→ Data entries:
┏━━
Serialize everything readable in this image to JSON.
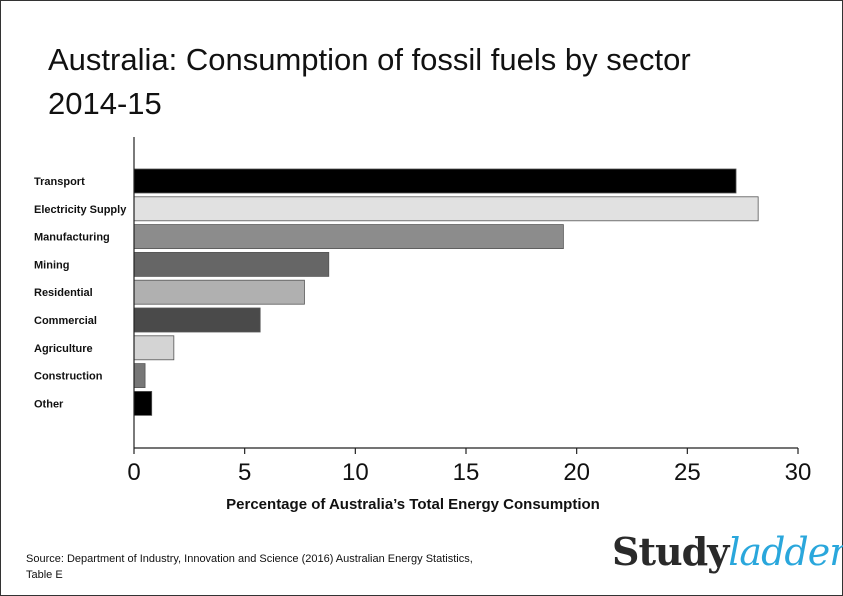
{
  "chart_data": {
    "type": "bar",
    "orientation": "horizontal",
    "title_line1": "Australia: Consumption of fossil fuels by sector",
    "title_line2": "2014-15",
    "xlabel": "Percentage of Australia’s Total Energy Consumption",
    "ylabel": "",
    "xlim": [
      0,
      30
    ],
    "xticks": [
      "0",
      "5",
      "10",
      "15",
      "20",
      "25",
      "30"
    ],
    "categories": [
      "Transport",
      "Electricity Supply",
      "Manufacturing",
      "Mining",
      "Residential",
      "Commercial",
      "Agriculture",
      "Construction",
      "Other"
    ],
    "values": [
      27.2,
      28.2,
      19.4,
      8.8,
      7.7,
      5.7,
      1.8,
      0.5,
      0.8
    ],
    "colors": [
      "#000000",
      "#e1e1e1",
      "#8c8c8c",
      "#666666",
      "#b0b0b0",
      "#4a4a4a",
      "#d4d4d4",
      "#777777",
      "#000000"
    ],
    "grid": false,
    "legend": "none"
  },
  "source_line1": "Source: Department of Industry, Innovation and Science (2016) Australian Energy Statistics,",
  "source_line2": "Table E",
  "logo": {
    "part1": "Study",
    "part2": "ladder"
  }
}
┗━━
┏━━
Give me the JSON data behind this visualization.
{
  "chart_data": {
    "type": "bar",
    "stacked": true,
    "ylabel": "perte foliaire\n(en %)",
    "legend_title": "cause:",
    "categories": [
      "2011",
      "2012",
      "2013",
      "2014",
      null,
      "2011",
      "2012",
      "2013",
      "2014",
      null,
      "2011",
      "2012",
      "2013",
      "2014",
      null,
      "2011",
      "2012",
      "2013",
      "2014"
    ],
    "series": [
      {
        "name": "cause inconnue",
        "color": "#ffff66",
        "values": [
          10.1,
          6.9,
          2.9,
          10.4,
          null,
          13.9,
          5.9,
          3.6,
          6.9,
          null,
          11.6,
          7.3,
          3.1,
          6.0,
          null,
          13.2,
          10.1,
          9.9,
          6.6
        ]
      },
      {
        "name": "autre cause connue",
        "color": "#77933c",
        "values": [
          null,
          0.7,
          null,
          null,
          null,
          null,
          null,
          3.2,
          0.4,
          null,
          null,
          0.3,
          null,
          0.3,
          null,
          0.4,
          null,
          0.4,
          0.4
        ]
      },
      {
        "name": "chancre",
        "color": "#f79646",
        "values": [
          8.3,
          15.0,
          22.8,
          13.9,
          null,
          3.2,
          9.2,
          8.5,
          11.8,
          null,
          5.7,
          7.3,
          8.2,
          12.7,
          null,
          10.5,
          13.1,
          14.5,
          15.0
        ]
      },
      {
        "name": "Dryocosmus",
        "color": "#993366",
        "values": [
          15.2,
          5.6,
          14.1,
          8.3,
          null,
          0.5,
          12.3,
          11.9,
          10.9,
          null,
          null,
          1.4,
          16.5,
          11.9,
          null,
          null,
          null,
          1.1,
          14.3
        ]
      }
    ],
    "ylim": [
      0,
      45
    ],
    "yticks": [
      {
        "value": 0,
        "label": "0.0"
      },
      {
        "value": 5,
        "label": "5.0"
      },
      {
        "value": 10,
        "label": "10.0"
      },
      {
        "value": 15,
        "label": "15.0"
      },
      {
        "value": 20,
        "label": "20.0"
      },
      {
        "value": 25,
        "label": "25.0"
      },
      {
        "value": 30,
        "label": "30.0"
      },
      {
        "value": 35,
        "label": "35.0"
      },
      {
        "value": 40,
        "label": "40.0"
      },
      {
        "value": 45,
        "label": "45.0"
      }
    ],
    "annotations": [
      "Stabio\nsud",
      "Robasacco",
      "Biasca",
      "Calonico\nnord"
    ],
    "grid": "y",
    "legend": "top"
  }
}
┗━━
┏━━
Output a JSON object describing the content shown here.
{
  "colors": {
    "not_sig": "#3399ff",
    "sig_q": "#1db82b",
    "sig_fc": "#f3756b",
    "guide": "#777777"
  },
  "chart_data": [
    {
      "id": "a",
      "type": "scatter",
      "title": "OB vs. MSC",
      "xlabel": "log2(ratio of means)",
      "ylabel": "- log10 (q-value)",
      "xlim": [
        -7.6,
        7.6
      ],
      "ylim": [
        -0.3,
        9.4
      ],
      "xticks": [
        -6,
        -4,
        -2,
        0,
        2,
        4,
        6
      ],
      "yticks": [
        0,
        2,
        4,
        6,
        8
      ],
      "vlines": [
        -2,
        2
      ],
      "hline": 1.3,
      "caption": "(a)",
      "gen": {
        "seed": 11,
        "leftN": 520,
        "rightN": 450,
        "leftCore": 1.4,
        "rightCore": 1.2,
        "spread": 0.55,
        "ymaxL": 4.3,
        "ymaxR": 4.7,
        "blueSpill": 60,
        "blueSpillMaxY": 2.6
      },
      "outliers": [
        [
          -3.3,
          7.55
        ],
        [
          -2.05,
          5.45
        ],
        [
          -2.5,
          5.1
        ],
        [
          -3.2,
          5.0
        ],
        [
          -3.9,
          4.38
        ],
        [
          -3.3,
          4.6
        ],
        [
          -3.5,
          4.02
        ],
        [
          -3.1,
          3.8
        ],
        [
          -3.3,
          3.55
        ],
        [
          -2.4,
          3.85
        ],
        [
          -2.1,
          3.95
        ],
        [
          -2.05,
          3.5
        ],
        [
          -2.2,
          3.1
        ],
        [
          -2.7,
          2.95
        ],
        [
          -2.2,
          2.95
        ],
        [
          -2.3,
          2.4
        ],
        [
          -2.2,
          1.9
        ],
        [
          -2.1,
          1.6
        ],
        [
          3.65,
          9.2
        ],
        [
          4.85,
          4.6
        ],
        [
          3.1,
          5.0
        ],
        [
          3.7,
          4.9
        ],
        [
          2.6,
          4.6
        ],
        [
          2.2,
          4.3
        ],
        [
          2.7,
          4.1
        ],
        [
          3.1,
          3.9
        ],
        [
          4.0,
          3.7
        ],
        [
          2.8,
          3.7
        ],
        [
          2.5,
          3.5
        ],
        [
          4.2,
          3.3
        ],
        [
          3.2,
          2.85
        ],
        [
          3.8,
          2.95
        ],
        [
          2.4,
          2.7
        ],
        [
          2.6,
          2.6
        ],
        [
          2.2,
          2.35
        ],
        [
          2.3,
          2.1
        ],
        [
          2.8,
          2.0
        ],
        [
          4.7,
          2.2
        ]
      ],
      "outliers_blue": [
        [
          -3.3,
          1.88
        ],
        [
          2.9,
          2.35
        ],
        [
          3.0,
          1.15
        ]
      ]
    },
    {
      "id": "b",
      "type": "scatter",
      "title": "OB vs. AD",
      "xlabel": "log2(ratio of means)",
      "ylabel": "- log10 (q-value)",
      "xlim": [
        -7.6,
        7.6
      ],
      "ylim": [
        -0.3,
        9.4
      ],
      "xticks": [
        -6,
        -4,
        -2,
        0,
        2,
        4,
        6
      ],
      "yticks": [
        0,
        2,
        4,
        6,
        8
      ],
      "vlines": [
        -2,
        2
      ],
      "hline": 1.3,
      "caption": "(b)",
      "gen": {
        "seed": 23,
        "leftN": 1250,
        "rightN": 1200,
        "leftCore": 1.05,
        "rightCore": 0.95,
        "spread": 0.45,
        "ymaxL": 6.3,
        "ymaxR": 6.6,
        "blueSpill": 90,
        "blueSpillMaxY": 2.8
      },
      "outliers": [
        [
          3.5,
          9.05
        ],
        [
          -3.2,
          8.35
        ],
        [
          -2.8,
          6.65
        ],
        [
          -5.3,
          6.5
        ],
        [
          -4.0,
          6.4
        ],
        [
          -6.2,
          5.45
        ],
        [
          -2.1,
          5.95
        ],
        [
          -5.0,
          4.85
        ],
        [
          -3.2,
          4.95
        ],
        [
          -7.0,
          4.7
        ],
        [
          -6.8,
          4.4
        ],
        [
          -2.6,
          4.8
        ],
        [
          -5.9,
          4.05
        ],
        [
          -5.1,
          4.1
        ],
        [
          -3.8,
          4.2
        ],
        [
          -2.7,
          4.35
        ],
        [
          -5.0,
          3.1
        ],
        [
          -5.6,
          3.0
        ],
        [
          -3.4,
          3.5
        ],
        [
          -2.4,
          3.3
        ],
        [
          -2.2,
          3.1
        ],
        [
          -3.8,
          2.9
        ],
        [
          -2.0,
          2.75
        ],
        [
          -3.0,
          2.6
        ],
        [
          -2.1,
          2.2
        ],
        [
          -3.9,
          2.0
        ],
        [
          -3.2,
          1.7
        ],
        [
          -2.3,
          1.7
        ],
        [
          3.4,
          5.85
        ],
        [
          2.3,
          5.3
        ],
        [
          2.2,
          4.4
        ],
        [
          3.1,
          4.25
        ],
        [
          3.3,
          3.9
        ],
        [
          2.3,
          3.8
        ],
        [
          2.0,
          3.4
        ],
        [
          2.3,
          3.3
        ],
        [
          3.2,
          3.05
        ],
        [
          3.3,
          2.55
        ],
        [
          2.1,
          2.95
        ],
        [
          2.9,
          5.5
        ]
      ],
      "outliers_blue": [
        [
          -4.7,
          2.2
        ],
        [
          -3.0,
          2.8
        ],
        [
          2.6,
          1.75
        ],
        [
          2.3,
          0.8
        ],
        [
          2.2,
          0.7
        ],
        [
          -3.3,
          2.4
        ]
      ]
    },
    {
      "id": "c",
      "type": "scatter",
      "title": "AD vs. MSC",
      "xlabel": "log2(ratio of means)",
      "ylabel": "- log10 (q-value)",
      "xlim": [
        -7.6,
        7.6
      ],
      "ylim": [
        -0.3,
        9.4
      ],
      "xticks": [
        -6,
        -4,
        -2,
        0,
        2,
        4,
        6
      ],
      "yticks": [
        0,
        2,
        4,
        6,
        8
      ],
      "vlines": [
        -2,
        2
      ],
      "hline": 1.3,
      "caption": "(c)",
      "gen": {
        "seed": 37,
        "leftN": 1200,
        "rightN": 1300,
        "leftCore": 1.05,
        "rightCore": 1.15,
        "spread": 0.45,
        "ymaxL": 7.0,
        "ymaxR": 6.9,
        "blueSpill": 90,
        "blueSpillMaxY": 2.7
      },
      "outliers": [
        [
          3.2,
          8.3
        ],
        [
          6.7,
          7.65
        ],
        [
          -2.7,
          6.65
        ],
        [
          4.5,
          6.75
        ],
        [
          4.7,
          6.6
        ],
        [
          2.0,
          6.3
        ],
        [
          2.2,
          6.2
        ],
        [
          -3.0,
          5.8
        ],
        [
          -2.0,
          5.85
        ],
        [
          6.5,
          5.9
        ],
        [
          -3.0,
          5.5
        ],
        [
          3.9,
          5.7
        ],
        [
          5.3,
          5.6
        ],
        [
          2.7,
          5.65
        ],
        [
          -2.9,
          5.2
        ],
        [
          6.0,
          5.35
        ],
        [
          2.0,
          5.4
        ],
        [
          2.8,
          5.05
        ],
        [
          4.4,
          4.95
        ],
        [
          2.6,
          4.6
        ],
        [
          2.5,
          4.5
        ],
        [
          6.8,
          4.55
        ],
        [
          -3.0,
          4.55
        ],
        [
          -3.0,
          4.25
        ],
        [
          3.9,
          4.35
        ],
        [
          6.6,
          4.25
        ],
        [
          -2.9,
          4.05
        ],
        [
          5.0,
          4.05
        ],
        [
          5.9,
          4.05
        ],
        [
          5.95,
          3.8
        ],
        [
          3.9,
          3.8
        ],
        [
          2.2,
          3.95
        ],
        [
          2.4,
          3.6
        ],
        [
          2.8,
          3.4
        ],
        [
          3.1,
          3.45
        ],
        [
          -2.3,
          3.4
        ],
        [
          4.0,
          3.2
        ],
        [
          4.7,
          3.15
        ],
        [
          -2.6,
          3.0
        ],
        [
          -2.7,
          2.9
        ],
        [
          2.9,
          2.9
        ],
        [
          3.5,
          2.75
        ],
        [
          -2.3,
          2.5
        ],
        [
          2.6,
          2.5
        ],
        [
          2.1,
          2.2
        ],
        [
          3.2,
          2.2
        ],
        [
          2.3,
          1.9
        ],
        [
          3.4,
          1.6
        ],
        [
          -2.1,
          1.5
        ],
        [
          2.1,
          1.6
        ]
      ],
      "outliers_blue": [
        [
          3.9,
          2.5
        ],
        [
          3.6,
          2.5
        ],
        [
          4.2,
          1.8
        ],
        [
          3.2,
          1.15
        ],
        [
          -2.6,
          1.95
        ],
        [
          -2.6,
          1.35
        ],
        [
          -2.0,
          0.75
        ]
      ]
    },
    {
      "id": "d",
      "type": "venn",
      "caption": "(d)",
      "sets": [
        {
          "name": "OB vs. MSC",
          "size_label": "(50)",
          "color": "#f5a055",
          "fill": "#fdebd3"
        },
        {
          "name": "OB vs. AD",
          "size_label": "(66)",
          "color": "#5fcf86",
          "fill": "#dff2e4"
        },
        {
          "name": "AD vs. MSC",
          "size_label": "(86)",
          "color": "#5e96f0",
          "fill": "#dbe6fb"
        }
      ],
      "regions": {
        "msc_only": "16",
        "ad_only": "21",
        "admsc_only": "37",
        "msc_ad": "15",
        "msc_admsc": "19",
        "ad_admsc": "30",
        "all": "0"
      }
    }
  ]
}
┗━━
→ DIRECTION: Above are the records. Identify each line that contains the word "JSON".

→ WRITTEN RESPONSE:
Serialize everything readable in this image to JSON.
Give me the JSON data behind this visualization.
Output a JSON object describing the content shown here.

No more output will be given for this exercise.